Page extract:

__________________________________________________

Wednesday, March 23, 2016

"Through art alone, the Mexica said, can human beings approach the real.”


Turquoise-mosaic Disk AD 1300-1521, Mexico Turquoise and wood, 15 3/8 in. (diam.)


"Because we human beings are transitory, our lives as ephemeral as dreams, the tlamatinime suggested that immutable truth is by its nature beyond human experience. On the ever-changing earth, wrote León-Portilla, the Mexican historian, “nothing is ‘true’ in the Nahuatl sense of the word.” Time and again, the tlamatinime wrestled with this dilemma. How can beings of the moment grasp the perduring? It would be like asking a stone to understand mortality.

According to León-Portilla, one exit from this philosophical blind alley was seen by the fifteenth-century poet Ayocuan Cuetzpaltzin, who described it metaphorically, as poets will, by invoking the coyolli bird, known for its bell-like song:

           He goes his way singing, offering flowers.
           And his words rain down
           Like jade and quetzal plumes.
           Is this what pleases the Giver of Life?
           Is that the only truth on earth?”

“Ayocuan’s remarks cannot be fully understood out of the Nahuatl context, León-Portilla argued. “Flowers and song” was a standard double epithet for poetry, the highest art; “jade and quetzal feathers” was a synecdoche for great value, in the way that Europeans might refer to “gold and silver.” The song of the bird, spontaneously produced, stands for aesthetic inspiration. 

Ayocuan was suggesting, León-Portilla said, that there is a time when humankind can touch the enduring truths that underlie our fleeting lives. That time is at the moment of artistic creation. “From whence come the flowers [the artistic creations] that enrapture man?” asks the poet. “The songs that intoxicate, the lovely songs?” And he answers: “Only from His [that is, Ometeotl’s] home do they come, from the innermost part of heaven.” Through art alone, the Mexica said, can human beings approach the real.”

Saturday, March 12, 2016

practice, Practice, practice: Khang Bao Nguyen

Absorbing Nocturnal Perception 36x36 oil on canvas

I first became aware of Khang Nguyen’s luminous visionary oil paintings when Carl Berg asked me to be the the juror for the Irvine Fine Arts Center “All Media 2012” show, for which I selected one of Khang's paintings and awarded him first prize.  I love serving jury duty on these open call exhibits -- there's always very surprising artworks, things that have slipped through the cracks or otherwise circumvented the art world radar.

__________________________________________________

Material supplied:
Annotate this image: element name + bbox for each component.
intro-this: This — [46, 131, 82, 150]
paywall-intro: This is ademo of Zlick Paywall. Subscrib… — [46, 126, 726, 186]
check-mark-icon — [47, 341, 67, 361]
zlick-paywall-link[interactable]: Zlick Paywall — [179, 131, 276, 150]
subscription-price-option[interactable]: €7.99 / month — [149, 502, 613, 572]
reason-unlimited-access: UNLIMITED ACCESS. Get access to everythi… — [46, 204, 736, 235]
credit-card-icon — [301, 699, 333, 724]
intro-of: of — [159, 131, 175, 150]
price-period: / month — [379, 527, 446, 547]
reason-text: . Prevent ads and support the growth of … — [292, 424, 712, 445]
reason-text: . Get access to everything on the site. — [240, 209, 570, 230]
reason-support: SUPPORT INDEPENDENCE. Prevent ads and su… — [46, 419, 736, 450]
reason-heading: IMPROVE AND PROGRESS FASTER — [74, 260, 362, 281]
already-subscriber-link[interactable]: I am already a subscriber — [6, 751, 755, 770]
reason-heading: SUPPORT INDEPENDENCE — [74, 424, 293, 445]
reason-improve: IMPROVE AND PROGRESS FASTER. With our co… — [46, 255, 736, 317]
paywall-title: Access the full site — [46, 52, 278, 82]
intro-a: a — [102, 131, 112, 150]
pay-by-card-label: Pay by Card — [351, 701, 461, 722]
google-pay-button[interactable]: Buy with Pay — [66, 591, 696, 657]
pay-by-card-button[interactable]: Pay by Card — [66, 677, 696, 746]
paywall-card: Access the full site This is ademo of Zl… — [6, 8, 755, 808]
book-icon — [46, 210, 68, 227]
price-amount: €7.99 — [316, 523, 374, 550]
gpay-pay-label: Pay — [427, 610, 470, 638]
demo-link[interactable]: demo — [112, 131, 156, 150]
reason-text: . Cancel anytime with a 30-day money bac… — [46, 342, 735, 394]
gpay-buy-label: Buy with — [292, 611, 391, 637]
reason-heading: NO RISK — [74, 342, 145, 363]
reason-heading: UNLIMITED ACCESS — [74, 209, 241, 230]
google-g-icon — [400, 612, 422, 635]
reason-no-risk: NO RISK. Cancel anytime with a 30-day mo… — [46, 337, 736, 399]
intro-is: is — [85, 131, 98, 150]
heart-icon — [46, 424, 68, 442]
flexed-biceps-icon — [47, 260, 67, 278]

__________________________________________________

Study questions:
a - Answer these questions from the blog extract, one answer per line, each marked to match:
(i) What materials make up the Turquoise-mosaic Disk?
(ii) Which bird does Ayocuan Cuetzpaltzin invoke?
(iii) What award did the writer give one of Khang's paintings?
b - List every human individual named in the blog extract.
c - Rewrite the paragraph of the blog extract that begins "Ayocuan's remarks cannot be fully understood" as a short list, keeping its main facts.
The data has no connection to the blog extract.

Solution list:
a -
(i) Turquoise and wood
(ii) The coyolli bird
(iii) First prize

b -
- León-Portilla
- Ayocuan Cuetzpaltzin
- Carl Berg
- Khang Bao Nguyen

c -
León-Portilla argued that Ayocuan's remarks need the Nahuatl context:
- "Flowers and song" was a standard double epithet for poetry, the highest art.
- "Jade and quetzal feathers" was a synecdoche for great value, like the European "gold and silver."
- The bird's spontaneous song stands for aesthetic inspiration.